## [Task requirements]
Take the listing and print it in full, exactly as given.

** BEGIN Given entries **

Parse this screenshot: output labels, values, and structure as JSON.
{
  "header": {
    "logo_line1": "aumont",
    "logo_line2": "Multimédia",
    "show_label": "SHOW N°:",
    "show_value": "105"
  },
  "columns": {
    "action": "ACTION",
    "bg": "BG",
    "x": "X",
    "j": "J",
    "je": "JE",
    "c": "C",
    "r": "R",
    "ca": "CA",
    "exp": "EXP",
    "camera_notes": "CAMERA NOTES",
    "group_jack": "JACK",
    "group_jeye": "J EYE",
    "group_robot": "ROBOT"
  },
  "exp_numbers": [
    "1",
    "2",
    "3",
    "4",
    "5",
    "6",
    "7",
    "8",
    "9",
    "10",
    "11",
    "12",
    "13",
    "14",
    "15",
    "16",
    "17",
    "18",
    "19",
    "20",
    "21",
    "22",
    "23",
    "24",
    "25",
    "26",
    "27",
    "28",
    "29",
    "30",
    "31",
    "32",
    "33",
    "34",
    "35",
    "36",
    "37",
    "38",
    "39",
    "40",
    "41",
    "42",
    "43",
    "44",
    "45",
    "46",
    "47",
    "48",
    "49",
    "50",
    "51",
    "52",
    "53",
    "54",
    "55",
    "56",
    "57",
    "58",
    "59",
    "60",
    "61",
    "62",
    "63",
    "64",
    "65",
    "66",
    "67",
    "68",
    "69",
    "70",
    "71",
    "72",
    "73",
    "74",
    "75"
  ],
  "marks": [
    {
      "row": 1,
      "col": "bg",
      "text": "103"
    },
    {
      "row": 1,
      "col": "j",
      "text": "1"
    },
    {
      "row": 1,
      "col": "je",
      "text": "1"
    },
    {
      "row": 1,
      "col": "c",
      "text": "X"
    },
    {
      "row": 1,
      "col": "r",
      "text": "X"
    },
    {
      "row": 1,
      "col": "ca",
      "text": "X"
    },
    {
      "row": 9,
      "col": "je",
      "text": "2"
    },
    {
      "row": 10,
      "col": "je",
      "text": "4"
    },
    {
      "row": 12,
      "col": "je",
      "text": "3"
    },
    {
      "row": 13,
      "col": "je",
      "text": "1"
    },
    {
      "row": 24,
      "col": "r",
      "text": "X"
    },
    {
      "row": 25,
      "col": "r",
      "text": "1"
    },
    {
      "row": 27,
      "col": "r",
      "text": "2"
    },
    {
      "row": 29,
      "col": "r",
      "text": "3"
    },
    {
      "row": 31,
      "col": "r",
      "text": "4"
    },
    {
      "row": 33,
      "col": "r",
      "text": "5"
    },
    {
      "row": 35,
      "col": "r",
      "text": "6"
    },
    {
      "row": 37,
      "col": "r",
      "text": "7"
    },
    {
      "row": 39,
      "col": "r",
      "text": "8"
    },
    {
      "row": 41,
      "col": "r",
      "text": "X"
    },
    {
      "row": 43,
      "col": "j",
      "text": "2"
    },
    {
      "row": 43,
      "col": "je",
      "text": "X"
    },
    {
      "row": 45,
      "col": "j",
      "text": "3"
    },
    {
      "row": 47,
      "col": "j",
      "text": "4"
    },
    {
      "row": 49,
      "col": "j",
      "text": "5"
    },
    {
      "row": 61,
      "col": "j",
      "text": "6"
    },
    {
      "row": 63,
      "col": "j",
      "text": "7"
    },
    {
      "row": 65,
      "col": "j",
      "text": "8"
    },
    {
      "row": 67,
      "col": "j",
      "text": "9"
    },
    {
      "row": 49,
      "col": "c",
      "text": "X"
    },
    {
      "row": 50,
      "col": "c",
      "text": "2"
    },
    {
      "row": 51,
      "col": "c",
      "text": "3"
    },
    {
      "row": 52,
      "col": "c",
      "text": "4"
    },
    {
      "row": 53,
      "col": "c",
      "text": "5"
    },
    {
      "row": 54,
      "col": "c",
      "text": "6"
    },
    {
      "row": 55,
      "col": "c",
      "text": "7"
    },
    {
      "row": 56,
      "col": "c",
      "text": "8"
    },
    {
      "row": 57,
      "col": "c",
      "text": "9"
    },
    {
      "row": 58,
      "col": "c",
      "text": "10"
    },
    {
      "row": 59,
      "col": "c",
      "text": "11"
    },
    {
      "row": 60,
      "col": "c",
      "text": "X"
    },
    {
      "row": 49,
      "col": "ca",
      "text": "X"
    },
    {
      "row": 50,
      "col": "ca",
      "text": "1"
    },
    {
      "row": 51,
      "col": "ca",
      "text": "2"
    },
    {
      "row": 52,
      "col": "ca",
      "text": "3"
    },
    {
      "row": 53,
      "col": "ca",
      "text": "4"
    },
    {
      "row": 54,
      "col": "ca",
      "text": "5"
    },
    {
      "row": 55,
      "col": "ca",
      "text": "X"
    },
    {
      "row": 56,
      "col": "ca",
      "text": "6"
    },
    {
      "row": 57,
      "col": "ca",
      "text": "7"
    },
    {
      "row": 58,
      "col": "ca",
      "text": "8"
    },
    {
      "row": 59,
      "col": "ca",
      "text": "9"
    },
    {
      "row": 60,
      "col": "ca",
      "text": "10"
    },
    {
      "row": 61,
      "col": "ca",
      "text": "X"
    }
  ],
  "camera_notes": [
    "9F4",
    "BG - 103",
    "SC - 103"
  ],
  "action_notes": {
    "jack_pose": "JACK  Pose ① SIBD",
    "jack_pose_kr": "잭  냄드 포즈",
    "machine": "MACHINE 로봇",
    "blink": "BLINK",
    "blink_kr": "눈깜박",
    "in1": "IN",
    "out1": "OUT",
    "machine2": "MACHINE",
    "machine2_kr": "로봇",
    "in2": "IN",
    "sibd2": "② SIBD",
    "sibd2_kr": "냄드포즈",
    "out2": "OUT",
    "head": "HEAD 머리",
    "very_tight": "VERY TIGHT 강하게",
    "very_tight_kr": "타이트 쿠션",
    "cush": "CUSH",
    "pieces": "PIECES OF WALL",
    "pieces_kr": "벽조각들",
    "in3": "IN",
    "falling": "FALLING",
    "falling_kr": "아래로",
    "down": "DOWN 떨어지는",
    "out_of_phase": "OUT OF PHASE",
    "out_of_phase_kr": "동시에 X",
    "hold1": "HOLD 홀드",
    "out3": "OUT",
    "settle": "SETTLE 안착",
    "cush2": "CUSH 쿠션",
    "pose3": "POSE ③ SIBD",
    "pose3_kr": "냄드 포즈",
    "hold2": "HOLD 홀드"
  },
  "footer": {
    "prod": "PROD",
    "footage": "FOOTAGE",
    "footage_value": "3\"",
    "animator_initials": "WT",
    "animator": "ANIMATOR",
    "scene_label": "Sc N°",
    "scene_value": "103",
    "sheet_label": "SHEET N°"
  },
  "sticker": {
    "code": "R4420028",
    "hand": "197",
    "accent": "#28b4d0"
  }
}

** END Given entries **

## [Response]
Parse this screenshot: output labels, values, and structure as JSON.
{
  "header": {
    "logo_line1": "aumont",
    "logo_line2": "Multimédia",
    "show_label": "SHOW N°:",
    "show_value": "105"
  },
  "columns": {
    "action": "ACTION",
    "bg": "BG",
    "x": "X",
    "j": "J",
    "je": "JE",
    "c": "C",
    "r": "R",
    "ca": "CA",
    "exp": "EXP",
    "camera_notes": "CAMERA NOTES",
    "group_jack": "JACK",
    "group_jeye": "J EYE",
    "group_robot": "ROBOT"
  },
  "exp_numbers": [
    "1",
    "2",
    "3",
    "4",
    "5",
    "6",
    "7",
    "8",
    "9",
    "10",
    "11",
    "12",
    "13",
    "14",
    "15",
    "16",
    "17",
    "18",
    "19",
    "20",
    "21",
    "22",
    "23",
    "24",
    "25",
    "26",
    "27",
    "28",
    "29",
    "30",
    "31",
    "32",
    "33",
    "34",
    "35",
    "36",
    "37",
    "38",
    "39",
    "40",
    "41",
    "42",
    "43",
    "44",
    "45",
    "46",
    "47",
    "48",
    "49",
    "50",
    "51",
    "52",
    "53",
    "54",
    "55",
    "56",
    "57",
    "58",
    "59",
    "60",
    "61",
    "62",
    "63",
    "64",
    "65",
    "66",
    "67",
    "68",
    "69",
    "70",
    "71",
    "72",
    "73",
    "74",
    "75"
  ],
  "marks": [
    {
      "row": 1,
      "col": "bg",
      "text": "103"
    },
    {
      "row": 1,
      "col": "j",
      "text": "1"
    },
    {
      "row": 1,
      "col": "je",
      "text": "1"
    },
    {
      "row": 1,
      "col": "c",
      "text": "X"
    },
    {
      "row": 1,
      "col": "r",
      "text": "X"
    },
    {
      "row": 1,
      "col": "ca",
      "text": "X"
    },
    {
      "row": 9,
      "col": "je",
      "text": "2"
    },
    {
      "row": 10,
      "col": "je",
      "text": "4"
    },
    {
      "row": 12,
      "col": "je",
      "text": "3"
    },
    {
      "row": 13,
      "col": "je",
      "text": "1"
    },
    {
      "row": 24,
      "col": "r",
      "text": "X"
    },
    {
      "row": 25,
      "col": "r",
      "text": "1"
    },
    {
      "row": 27,
      "col": "r",
      "text": "2"
    },
    {
      "row": 29,
      "col": "r",
      "text": "3"
    },
    {
      "row": 31,
      "col": "r",
      "text": "4"
    },
    {
      "row": 33,
      "col": "r",
      "text": "5"
    },
    {
      "row": 35,
      "col": "r",
      "text": "6"
    },
    {
      "row": 37,
      "col": "r",
      "text": "7"
    },
    {
      "row": 39,
      "col": "r",
      "text": "8"
    },
    {
      "row": 41,
      "col": "r",
      "text": "X"
    },
    {
      "row": 43,
      "col": "j",
      "text": "2"
    },
    {
      "row": 43,
      "col": "je",
      "text": "X"
    },
    {
      "row": 45,
      "col": "j",
      "text": "3"
    },
    {
      "row": 47,
      "col": "j",
      "text": "4"
    },
    {
      "row": 49,
      "col": "j",
      "text": "5"
    },
    {
      "row": 61,
      "col": "j",
      "text": "6"
    },
    {
      "row": 63,
      "col": "j",
      "text": "7"
    },
    {
      "row": 65,
      "col": "j",
      "text": "8"
    },
    {
      "row": 67,
      "col": "j",
      "text": "9"
    },
    {
      "row": 49,
      "col": "c",
      "text": "X"
    },
    {
      "row": 50,
      "col": "c",
      "text": "2"
    },
    {
      "row": 51,
      "col": "c",
      "text": "3"
    },
    {
      "row": 52,
      "col": "c",
      "text": "4"
    },
    {
      "row": 53,
      "col": "c",
      "text": "5"
    },
    {
      "row": 54,
      "col": "c",
      "text": "6"
    },
    {
      "row": 55,
      "col": "c",
      "text": "7"
    },
    {
      "row": 56,
      "col": "c",
      "text": "8"
    },
    {
      "row": 57,
      "col": "c",
      "text": "9"
    },
    {
      "row": 58,
      "col": "c",
      "text": "10"
    },
    {
      "row": 59,
      "col": "c",
      "text": "11"
    },
    {
      "row": 60,
      "col": "c",
      "text": "X"
    },
    {
      "row": 49,
      "col": "ca",
      "text": "X"
    },
    {
      "row": 50,
      "col": "ca",
      "text": "1"
    },
    {
      "row": 51,
      "col": "ca",
      "text": "2"
    },
    {
      "row": 52,
      "col": "ca",
      "text": "3"
    },
    {
      "row": 53,
      "col": "ca",
      "text": "4"
    },
    {
      "row": 54,
      "col": "ca",
      "text": "5"
    },
    {
      "row": 55,
      "col": "ca",
      "text": "X"
    },
    {
      "row": 56,
      "col": "ca",
      "text": "6"
    },
    {
      "row": 57,
      "col": "ca",
      "text": "7"
    },
    {
      "row": 58,
      "col": "ca",
      "text": "8"
    },
    {
      "row": 59,
      "col": "ca",
      "text": "9"
    },
    {
      "row": 60,
      "col": "ca",
      "text": "10"
    },
    {
      "row": 61,
      "col": "ca",
      "text": "X"
    }
  ],
  "camera_notes": [
    "9F4",
    "BG - 103",
    "SC - 103"
  ],
  "action_notes": {
    "jack_pose": "JACK  Pose ① SIBD",
    "jack_pose_kr": "잭  냄드 포즈",
    "machine": "MACHINE 로봇",
    "blink": "BLINK",
    "blink_kr": "눈깜박",
    "in1": "IN",
    "out1": "OUT",
    "machine2": "MACHINE",
    "machine2_kr": "로봇",
    "in2": "IN",
    "sibd2": "② SIBD",
    "sibd2_kr": "냄드포즈",
    "out2": "OUT",
    "head": "HEAD 머리",
    "very_tight": "VERY TIGHT 강하게",
    "very_tight_kr": "타이트 쿠션",
    "cush": "CUSH",
    "pieces": "PIECES OF WALL",
    "pieces_kr": "벽조각들",
    "in3": "IN",
    "falling": "FALLING",
    "falling_kr": "아래로",
    "down": "DOWN 떨어지는",
    "out_of_phase": "OUT OF PHASE",
    "out_of_phase_kr": "동시에 X",
    "hold1": "HOLD 홀드",
    "out3": "OUT",
    "settle": "SETTLE 안착",
    "cush2": "CUSH 쿠션",
    "pose3": "POSE ③ SIBD",
    "pose3_kr": "냄드 포즈",
    "hold2": "HOLD 홀드"
  },
  "footer": {
    "prod": "PROD",
    "footage": "FOOTAGE",
    "footage_value": "3\"",
    "animator_initials": "WT",
    "animator": "ANIMATOR",
    "scene_label": "Sc N°",
    "scene_value": "103",
    "sheet_label": "SHEET N°"
  },
  "sticker": {
    "code": "R4420028",
    "hand": "197",
    "accent": "#28b4d0"
  }
}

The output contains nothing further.